> Challenge: Copy out the material below in full, but not its images.

> Input for this task:
☆ ☆ ☆ ☆
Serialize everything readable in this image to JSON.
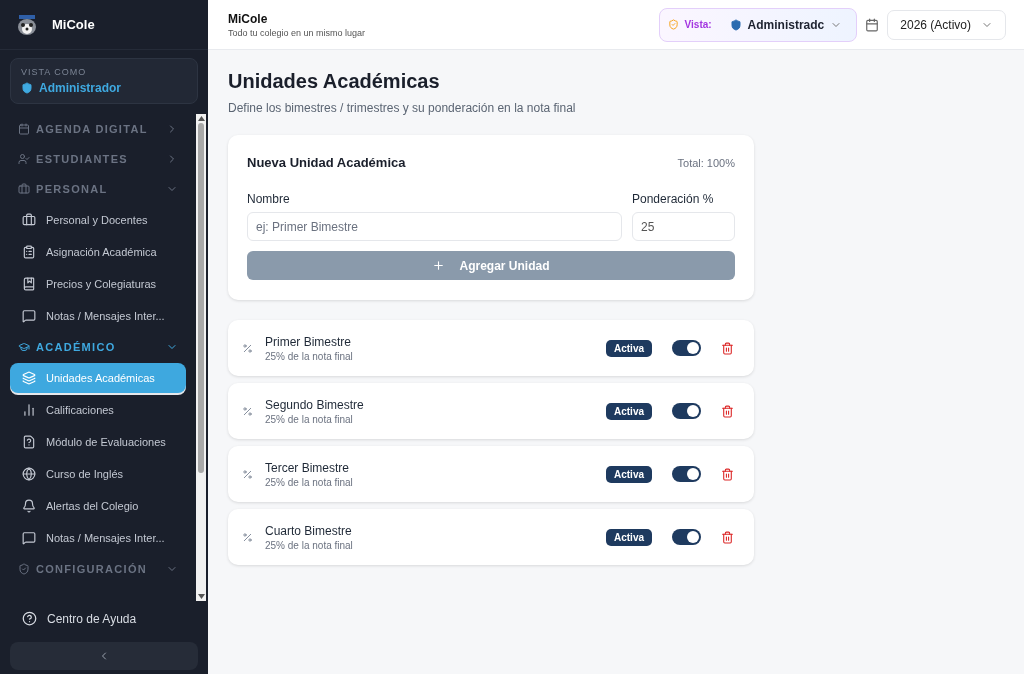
{
  "brand": {
    "name": "MiCole"
  },
  "view_as": {
    "label": "VISTA COMO",
    "role": "Administrador"
  },
  "nav": [
    {
      "label": "AGENDA DIGITAL",
      "expanded": false
    },
    {
      "label": "ESTUDIANTES",
      "expanded": false
    },
    {
      "label": "PERSONAL",
      "expanded": true,
      "children": [
        {
          "label": "Personal y Docentes",
          "selected": false
        },
        {
          "label": "Asignación Académica",
          "selected": false
        },
        {
          "label": "Precios y Colegiaturas",
          "selected": false
        },
        {
          "label": "Notas / Mensajes Inter...",
          "selected": false
        }
      ]
    },
    {
      "label": "ACADÉMICO",
      "expanded": true,
      "children": [
        {
          "label": "Unidades Académicas",
          "selected": true
        },
        {
          "label": "Calificaciones",
          "selected": false
        },
        {
          "label": "Módulo de Evaluaciones",
          "selected": false
        },
        {
          "label": "Curso de Inglés",
          "selected": false
        },
        {
          "label": "Alertas del Colegio",
          "selected": false
        },
        {
          "label": "Notas / Mensajes Inter...",
          "selected": false
        }
      ]
    },
    {
      "label": "CONFIGURACIÓN",
      "expanded": true
    }
  ],
  "help": {
    "label": "Centro de Ayuda"
  },
  "header": {
    "title": "MiCole",
    "subtitle": "Todo tu colegio en un mismo lugar",
    "view_label": "Vista:",
    "view_value": "Administradc",
    "year": "2026 (Activo)"
  },
  "page": {
    "title": "Unidades Académicas",
    "subtitle": "Define los bimestres / trimestres y su ponderación en la nota final"
  },
  "form": {
    "title": "Nueva Unidad Académica",
    "total": "Total: 100%",
    "name_label": "Nombre",
    "name_placeholder": "ej: Primer Bimestre",
    "weight_label": "Ponderación %",
    "weight_value": "25",
    "button": "Agregar Unidad",
    "disabled": true
  },
  "units": [
    {
      "name": "Primer Bimestre",
      "detail": "25% de la nota final",
      "badge": "Activa",
      "on": true
    },
    {
      "name": "Segundo Bimestre",
      "detail": "25% de la nota final",
      "badge": "Activa",
      "on": true
    },
    {
      "name": "Tercer Bimestre",
      "detail": "25% de la nota final",
      "badge": "Activa",
      "on": true
    },
    {
      "name": "Cuarto Bimestre",
      "detail": "25% de la nota final",
      "badge": "Activa",
      "on": true
    }
  ]
}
☆ ☆ ☆ ☆
> Result for this task:
Serialize everything readable in this image to JSON.
{
  "brand": {
    "name": "MiCole"
  },
  "view_as": {
    "label": "VISTA COMO",
    "role": "Administrador"
  },
  "nav": [
    {
      "label": "AGENDA DIGITAL",
      "expanded": false
    },
    {
      "label": "ESTUDIANTES",
      "expanded": false
    },
    {
      "label": "PERSONAL",
      "expanded": true,
      "children": [
        {
          "label": "Personal y Docentes",
          "selected": false
        },
        {
          "label": "Asignación Académica",
          "selected": false
        },
        {
          "label": "Precios y Colegiaturas",
          "selected": false
        },
        {
          "label": "Notas / Mensajes Inter...",
          "selected": false
        }
      ]
    },
    {
      "label": "ACADÉMICO",
      "expanded": true,
      "children": [
        {
          "label": "Unidades Académicas",
          "selected": true
        },
        {
          "label": "Calificaciones",
          "selected": false
        },
        {
          "label": "Módulo de Evaluaciones",
          "selected": false
        },
        {
          "label": "Curso de Inglés",
          "selected": false
        },
        {
          "label": "Alertas del Colegio",
          "selected": false
        },
        {
          "label": "Notas / Mensajes Inter...",
          "selected": false
        }
      ]
    },
    {
      "label": "CONFIGURACIÓN",
      "expanded": true
    }
  ],
  "help": {
    "label": "Centro de Ayuda"
  },
  "header": {
    "title": "MiCole",
    "subtitle": "Todo tu colegio en un mismo lugar",
    "view_label": "Vista:",
    "view_value": "Administradc",
    "year": "2026 (Activo)"
  },
  "page": {
    "title": "Unidades Académicas",
    "subtitle": "Define los bimestres / trimestres y su ponderación en la nota final"
  },
  "form": {
    "title": "Nueva Unidad Académica",
    "total": "Total: 100%",
    "name_label": "Nombre",
    "name_placeholder": "ej: Primer Bimestre",
    "weight_label": "Ponderación %",
    "weight_value": "25",
    "button": "Agregar Unidad",
    "disabled": true
  },
  "units": [
    {
      "name": "Primer Bimestre",
      "detail": "25% de la nota final",
      "badge": "Activa",
      "on": true
    },
    {
      "name": "Segundo Bimestre",
      "detail": "25% de la nota final",
      "badge": "Activa",
      "on": true
    },
    {
      "name": "Tercer Bimestre",
      "detail": "25% de la nota final",
      "badge": "Activa",
      "on": true
    },
    {
      "name": "Cuarto Bimestre",
      "detail": "25% de la nota final",
      "badge": "Activa",
      "on": true
    }
  ]
}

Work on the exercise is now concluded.